#### Written task:
Copy every line of the records below word for word.

#### Provided records:
'''

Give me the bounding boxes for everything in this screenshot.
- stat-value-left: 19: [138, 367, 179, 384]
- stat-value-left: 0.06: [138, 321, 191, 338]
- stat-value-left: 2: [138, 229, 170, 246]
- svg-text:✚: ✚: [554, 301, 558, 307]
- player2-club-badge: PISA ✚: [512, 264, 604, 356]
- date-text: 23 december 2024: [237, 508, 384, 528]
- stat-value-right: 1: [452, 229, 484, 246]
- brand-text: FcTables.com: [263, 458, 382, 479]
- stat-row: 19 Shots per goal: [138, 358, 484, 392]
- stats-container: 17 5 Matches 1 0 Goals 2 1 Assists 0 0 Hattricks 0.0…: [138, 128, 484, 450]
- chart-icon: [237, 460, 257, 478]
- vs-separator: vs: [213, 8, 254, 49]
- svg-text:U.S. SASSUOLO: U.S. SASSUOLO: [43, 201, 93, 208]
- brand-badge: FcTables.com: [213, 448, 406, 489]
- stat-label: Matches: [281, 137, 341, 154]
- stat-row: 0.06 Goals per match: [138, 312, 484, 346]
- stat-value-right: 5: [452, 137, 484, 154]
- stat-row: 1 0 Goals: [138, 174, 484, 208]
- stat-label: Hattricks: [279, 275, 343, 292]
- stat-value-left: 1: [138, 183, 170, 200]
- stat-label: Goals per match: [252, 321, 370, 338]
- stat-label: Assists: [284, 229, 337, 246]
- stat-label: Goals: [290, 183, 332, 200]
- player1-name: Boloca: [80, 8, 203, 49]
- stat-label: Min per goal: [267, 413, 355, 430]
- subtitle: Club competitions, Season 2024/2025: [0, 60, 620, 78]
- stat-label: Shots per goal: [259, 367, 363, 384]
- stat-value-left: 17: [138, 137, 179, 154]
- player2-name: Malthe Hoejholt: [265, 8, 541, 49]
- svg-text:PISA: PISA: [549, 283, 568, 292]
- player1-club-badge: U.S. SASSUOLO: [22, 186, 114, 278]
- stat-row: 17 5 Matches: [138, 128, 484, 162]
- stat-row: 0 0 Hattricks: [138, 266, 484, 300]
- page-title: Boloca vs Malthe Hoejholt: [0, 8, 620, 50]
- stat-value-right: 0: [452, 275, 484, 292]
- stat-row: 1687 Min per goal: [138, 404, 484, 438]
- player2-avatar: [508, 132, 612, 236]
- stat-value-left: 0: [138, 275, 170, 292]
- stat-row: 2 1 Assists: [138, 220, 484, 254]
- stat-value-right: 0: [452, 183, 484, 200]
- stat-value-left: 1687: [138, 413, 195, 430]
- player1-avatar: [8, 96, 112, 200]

'''

#### Complete answer:
Give me the bounding boxes for everything in this screenshot.
- stat-value-left: 19: [138, 367, 179, 384]
- stat-value-left: 0.06: [138, 321, 191, 338]
- stat-value-left: 2: [138, 229, 170, 246]
- svg-text:✚: ✚: [554, 301, 558, 307]
- player2-club-badge: PISA ✚: [512, 264, 604, 356]
- date-text: 23 december 2024: [237, 508, 384, 528]
- stat-value-right: 1: [452, 229, 484, 246]
- brand-text: FcTables.com: [263, 458, 382, 479]
- stat-row: 19 Shots per goal: [138, 358, 484, 392]
- stats-container: 17 5 Matches 1 0 Goals 2 1 Assists 0 0 Hattricks 0.0…: [138, 128, 484, 450]
- chart-icon: [237, 460, 257, 478]
- vs-separator: vs: [213, 8, 254, 49]
- svg-text:U.S. SASSUOLO: U.S. SASSUOLO: [43, 201, 93, 208]
- brand-badge: FcTables.com: [213, 448, 406, 489]
- stat-label: Matches: [281, 137, 341, 154]
- stat-row: 0.06 Goals per match: [138, 312, 484, 346]
- stat-value-right: 5: [452, 137, 484, 154]
- stat-row: 1 0 Goals: [138, 174, 484, 208]
- stat-label: Hattricks: [279, 275, 343, 292]
- stat-value-left: 1: [138, 183, 170, 200]
- stat-label: Goals per match: [252, 321, 370, 338]
- stat-label: Assists: [284, 229, 337, 246]
- stat-label: Goals: [290, 183, 332, 200]
- player1-name: Boloca: [80, 8, 203, 49]
- stat-label: Min per goal: [267, 413, 355, 430]
- subtitle: Club competitions, Season 2024/2025: [0, 60, 620, 78]
- stat-label: Shots per goal: [259, 367, 363, 384]
- stat-value-left: 17: [138, 137, 179, 154]
- player2-name: Malthe Hoejholt: [265, 8, 541, 49]
- svg-text:PISA: PISA: [549, 283, 568, 292]
- player1-club-badge: U.S. SASSUOLO: [22, 186, 114, 278]
- stat-row: 17 5 Matches: [138, 128, 484, 162]
- stat-row: 0 0 Hattricks: [138, 266, 484, 300]
- page-title: Boloca vs Malthe Hoejholt: [0, 8, 620, 50]
- stat-value-right: 0: [452, 275, 484, 292]
- stat-row: 1687 Min per goal: [138, 404, 484, 438]
- player2-avatar: [508, 132, 612, 236]
- stat-value-left: 0: [138, 275, 170, 292]
- stat-row: 2 1 Assists: [138, 220, 484, 254]
- stat-value-right: 0: [452, 183, 484, 200]
- stat-value-left: 1687: [138, 413, 195, 430]
- player1-avatar: [8, 96, 112, 200]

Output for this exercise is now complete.